Records excerpted from a collection
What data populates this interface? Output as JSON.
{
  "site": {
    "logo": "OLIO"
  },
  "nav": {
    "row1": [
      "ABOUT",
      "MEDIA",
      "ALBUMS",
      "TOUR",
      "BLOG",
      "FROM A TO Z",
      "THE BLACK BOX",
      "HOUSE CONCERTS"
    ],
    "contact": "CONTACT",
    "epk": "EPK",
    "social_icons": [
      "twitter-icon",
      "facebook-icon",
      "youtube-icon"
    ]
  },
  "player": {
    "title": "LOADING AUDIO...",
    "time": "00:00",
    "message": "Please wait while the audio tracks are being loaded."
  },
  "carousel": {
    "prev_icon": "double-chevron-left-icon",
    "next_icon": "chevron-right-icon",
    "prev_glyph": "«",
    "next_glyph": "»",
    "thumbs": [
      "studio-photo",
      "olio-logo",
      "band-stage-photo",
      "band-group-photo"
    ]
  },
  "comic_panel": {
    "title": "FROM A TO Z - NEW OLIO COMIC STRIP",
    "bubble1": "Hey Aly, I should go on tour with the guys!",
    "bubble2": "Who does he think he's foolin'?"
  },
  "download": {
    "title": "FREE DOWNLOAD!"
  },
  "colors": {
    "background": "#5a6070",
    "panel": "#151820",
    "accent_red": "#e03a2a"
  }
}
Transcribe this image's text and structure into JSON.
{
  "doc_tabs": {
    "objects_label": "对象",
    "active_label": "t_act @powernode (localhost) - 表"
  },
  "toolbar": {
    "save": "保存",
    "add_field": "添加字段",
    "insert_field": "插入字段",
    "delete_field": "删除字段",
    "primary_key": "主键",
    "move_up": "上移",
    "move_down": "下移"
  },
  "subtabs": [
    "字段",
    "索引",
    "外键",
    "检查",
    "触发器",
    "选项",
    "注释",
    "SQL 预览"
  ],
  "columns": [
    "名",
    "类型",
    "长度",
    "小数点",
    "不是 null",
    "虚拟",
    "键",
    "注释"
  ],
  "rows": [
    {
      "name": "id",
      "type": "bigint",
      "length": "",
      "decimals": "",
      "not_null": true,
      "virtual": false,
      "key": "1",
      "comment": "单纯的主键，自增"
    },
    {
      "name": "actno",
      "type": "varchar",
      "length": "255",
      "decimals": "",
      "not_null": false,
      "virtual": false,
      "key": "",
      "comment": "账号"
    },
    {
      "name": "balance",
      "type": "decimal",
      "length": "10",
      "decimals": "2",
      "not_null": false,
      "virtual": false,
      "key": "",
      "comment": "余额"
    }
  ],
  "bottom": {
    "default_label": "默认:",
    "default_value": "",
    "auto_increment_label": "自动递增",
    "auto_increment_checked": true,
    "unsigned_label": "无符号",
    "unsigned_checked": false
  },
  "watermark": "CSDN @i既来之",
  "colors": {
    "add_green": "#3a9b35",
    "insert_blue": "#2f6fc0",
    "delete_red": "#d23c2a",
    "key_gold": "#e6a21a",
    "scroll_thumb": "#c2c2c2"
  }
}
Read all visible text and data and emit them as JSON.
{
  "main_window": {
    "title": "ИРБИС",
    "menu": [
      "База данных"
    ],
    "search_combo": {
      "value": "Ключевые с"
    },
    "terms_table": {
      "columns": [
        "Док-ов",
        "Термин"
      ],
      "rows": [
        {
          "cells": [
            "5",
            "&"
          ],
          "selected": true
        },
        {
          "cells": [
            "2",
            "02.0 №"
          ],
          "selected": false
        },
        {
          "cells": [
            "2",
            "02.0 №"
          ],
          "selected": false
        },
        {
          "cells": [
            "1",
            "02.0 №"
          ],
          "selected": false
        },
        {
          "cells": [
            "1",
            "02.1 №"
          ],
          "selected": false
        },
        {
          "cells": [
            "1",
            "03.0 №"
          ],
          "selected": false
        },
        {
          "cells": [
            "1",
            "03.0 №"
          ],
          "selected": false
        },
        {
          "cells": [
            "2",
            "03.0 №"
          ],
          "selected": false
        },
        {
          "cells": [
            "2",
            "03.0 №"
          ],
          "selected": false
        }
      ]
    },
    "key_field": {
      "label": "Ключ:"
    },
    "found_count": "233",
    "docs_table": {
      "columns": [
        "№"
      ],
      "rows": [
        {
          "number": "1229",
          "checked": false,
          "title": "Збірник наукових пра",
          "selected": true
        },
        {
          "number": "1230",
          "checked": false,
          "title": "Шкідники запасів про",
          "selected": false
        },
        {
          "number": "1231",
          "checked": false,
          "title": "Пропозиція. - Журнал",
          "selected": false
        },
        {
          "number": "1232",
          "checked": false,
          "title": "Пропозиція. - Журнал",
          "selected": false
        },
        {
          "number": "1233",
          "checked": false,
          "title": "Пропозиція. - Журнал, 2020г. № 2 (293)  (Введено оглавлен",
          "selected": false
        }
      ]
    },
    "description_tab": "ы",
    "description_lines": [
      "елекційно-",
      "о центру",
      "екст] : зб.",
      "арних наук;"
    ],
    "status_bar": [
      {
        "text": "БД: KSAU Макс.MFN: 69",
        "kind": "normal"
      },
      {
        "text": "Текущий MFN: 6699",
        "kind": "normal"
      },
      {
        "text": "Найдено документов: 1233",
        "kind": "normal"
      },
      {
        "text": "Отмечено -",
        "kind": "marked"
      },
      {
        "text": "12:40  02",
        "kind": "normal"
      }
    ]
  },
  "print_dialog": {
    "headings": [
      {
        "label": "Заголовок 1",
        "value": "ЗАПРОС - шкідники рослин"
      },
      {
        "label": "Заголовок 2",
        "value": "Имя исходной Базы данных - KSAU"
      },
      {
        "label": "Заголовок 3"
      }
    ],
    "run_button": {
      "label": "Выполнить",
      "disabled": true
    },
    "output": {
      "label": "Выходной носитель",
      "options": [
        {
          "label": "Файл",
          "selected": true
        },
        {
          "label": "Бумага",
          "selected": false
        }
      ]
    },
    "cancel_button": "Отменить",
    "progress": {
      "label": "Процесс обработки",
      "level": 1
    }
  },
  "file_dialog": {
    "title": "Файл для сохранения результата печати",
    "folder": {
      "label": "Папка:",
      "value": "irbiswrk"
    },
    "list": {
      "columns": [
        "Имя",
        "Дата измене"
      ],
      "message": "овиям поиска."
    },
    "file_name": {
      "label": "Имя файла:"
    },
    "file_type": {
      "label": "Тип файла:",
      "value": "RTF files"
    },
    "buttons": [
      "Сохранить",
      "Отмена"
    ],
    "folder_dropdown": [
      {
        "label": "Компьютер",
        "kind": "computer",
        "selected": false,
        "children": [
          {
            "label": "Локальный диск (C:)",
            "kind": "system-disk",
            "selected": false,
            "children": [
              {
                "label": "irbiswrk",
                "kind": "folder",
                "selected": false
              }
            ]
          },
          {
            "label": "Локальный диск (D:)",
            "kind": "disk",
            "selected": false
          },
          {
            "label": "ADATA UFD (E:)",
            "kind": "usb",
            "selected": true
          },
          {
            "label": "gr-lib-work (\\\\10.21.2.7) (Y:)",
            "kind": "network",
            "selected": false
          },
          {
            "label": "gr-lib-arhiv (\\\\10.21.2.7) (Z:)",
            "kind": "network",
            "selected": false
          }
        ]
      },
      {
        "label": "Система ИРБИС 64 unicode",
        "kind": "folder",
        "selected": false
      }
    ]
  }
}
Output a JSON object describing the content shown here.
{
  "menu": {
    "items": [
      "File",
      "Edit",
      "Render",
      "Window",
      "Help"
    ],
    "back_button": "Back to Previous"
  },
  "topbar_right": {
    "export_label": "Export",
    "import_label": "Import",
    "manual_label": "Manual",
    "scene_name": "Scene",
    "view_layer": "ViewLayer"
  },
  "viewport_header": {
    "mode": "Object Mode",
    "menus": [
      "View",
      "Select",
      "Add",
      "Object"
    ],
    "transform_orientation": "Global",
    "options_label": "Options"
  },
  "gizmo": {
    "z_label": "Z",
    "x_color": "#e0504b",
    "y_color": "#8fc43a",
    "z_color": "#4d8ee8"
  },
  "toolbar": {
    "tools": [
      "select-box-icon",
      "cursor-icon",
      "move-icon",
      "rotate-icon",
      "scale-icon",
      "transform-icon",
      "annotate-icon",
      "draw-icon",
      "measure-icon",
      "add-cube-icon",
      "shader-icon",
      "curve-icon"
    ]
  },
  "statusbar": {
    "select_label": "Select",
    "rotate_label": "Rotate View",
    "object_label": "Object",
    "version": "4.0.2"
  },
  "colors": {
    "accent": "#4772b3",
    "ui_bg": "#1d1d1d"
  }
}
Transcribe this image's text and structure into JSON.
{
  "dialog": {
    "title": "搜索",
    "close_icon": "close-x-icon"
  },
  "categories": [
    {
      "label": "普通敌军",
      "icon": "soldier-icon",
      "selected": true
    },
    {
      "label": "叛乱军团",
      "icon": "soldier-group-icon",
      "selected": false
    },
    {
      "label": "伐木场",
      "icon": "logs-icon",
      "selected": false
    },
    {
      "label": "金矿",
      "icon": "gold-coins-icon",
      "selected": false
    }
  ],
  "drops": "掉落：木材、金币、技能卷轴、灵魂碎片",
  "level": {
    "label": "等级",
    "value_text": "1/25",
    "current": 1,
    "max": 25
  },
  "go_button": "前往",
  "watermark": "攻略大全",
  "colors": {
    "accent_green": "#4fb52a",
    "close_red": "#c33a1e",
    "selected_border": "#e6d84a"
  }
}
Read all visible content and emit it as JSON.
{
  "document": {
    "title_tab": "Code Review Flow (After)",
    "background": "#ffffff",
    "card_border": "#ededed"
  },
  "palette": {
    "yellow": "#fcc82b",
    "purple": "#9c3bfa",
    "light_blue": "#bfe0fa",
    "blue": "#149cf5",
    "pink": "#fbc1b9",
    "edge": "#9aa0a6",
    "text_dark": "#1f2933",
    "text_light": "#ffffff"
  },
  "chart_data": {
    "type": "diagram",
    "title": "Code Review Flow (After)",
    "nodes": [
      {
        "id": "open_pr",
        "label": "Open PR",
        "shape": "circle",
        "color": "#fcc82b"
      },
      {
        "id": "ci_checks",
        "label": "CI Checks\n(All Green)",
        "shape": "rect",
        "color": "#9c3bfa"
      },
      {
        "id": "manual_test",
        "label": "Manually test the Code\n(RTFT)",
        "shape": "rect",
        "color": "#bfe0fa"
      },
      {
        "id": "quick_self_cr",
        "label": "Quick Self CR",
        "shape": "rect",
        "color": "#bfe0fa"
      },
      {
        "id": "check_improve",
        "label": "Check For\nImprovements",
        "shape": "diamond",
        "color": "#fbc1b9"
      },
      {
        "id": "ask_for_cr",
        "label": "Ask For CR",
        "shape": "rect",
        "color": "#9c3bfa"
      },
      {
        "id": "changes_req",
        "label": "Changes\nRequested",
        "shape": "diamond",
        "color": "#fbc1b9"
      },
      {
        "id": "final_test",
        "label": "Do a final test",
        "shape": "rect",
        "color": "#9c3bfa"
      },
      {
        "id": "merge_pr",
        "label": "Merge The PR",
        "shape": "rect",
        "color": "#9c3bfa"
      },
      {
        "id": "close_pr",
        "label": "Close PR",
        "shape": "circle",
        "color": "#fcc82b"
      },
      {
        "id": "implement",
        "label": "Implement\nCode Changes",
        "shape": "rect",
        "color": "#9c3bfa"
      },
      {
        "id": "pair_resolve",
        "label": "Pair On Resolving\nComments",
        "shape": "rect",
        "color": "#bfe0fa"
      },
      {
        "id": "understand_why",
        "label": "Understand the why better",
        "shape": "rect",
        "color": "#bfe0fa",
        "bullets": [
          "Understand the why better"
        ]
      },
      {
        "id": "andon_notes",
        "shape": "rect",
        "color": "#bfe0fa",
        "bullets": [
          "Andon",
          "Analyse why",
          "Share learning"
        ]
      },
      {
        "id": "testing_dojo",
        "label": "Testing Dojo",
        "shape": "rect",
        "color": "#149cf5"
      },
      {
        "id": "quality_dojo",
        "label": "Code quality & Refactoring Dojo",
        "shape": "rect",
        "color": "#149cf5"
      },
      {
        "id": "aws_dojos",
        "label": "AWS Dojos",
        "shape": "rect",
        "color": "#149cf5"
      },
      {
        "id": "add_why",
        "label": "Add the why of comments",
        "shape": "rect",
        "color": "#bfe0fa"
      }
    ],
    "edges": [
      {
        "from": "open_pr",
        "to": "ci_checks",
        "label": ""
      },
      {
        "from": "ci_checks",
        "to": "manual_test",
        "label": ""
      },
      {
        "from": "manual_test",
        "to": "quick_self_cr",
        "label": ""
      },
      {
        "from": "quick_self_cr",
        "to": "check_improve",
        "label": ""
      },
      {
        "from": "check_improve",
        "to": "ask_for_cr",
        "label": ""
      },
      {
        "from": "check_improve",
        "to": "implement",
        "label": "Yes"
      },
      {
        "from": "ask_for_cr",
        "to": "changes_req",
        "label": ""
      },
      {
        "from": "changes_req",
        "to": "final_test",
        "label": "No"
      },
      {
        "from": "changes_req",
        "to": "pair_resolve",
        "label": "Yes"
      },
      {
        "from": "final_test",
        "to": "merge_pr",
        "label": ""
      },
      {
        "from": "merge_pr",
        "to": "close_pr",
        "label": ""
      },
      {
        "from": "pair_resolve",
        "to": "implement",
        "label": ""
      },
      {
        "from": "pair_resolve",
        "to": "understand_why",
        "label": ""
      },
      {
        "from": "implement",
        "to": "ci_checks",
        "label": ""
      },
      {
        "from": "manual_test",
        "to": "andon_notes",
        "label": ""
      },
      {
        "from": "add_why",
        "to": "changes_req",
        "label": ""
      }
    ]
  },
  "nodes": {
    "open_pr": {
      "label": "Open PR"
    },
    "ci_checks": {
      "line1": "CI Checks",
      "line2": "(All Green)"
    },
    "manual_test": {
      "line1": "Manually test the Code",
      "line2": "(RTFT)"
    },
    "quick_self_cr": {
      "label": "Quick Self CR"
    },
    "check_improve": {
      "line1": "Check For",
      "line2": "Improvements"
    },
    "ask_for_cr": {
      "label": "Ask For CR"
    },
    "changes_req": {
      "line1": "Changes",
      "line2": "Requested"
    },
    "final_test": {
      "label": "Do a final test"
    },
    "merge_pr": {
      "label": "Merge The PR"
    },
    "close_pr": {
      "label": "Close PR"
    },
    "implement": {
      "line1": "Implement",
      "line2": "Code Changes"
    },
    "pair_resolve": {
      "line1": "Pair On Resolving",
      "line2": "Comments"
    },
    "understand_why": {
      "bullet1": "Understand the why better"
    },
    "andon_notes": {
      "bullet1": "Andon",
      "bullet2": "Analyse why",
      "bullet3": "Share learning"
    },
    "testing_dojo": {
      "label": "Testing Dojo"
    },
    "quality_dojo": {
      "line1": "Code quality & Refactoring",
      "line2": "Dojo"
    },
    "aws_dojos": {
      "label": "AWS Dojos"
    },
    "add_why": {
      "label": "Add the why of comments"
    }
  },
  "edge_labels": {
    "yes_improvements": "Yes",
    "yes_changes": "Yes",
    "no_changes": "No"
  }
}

Set exercise: Your task is to collect every line above that contains the word "ИРБИС".

Result of the task:
    "title": "ИРБИС",
        "label": "Система ИРБИС 64 unicode",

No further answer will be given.